─── RECORD SET

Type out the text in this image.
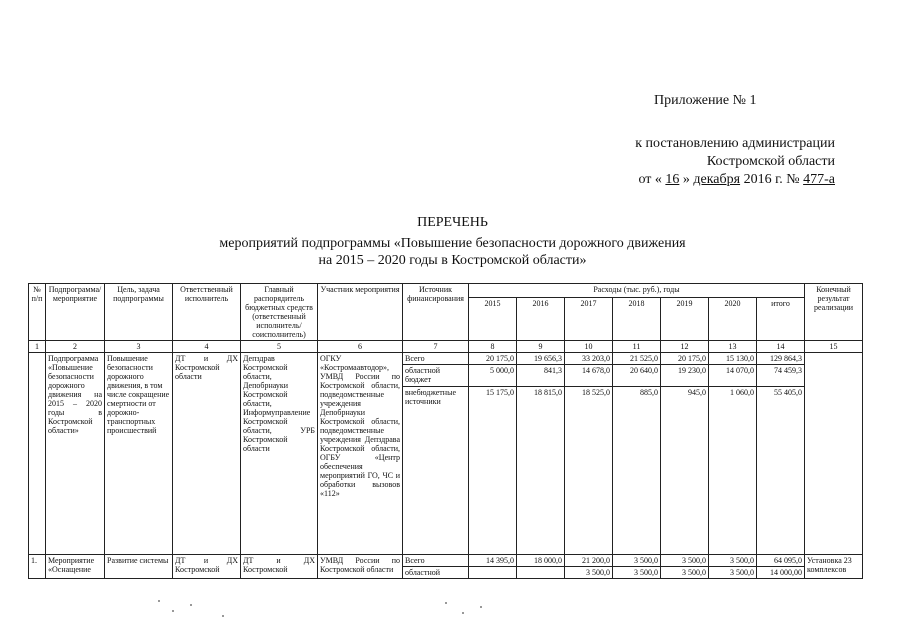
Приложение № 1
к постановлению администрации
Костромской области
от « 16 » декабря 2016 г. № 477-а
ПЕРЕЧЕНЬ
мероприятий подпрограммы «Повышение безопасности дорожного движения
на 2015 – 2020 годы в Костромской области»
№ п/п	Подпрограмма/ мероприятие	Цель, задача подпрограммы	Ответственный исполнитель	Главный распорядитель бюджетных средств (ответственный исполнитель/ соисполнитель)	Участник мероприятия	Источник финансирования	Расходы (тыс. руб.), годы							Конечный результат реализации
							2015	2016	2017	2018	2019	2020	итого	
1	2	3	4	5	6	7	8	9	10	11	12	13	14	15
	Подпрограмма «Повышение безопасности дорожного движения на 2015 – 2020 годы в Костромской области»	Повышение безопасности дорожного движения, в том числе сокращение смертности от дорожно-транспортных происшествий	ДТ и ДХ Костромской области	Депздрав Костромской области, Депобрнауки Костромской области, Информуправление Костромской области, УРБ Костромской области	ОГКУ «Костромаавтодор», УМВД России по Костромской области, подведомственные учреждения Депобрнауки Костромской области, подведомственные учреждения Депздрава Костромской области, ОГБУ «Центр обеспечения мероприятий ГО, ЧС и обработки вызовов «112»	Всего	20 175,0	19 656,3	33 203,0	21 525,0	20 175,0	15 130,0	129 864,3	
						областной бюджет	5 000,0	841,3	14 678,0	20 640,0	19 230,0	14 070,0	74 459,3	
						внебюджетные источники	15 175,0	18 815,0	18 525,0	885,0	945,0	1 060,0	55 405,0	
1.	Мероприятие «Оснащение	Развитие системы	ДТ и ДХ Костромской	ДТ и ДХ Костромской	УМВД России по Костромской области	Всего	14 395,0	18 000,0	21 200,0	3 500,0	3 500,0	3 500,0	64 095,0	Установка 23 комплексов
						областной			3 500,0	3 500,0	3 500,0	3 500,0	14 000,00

──────

> [GIVEN TASK]:
Write out the entries above verbatim; the pictures do not belong in your copy.

> [RESULT OF THIS TASK]:
Type out the text in this image.
Приложение № 1
к постановлению администрации
Костромской области
от « 16 » декабря 2016 г. № 477-а
ПЕРЕЧЕНЬ
мероприятий подпрограммы «Повышение безопасности дорожного движения
на 2015 – 2020 годы в Костромской области»
№ п/п	Подпрограмма/ мероприятие	Цель, задача подпрограммы	Ответственный исполнитель	Главный распорядитель бюджетных средств (ответственный исполнитель/ соисполнитель)	Участник мероприятия	Источник финансирования	Расходы (тыс. руб.), годы							Конечный результат реализации
							2015	2016	2017	2018	2019	2020	итого	
1	2	3	4	5	6	7	8	9	10	11	12	13	14	15
	Подпрограмма «Повышение безопасности дорожного движения на 2015 – 2020 годы в Костромской области»	Повышение безопасности дорожного движения, в том числе сокращение смертности от дорожно-транспортных происшествий	ДТ и ДХ Костромской области	Депздрав Костромской области, Депобрнауки Костромской области, Информуправление Костромской области, УРБ Костромской области	ОГКУ «Костромаавтодор», УМВД России по Костромской области, подведомственные учреждения Депобрнауки Костромской области, подведомственные учреждения Депздрава Костромской области, ОГБУ «Центр обеспечения мероприятий ГО, ЧС и обработки вызовов «112»	Всего	20 175,0	19 656,3	33 203,0	21 525,0	20 175,0	15 130,0	129 864,3	
						областной бюджет	5 000,0	841,3	14 678,0	20 640,0	19 230,0	14 070,0	74 459,3	
						внебюджетные источники	15 175,0	18 815,0	18 525,0	885,0	945,0	1 060,0	55 405,0	
1.	Мероприятие «Оснащение	Развитие системы	ДТ и ДХ Костромской	ДТ и ДХ Костромской	УМВД России по Костромской области	Всего	14 395,0	18 000,0	21 200,0	3 500,0	3 500,0	3 500,0	64 095,0	Установка 23 комплексов
						областной			3 500,0	3 500,0	3 500,0	3 500,0	14 000,00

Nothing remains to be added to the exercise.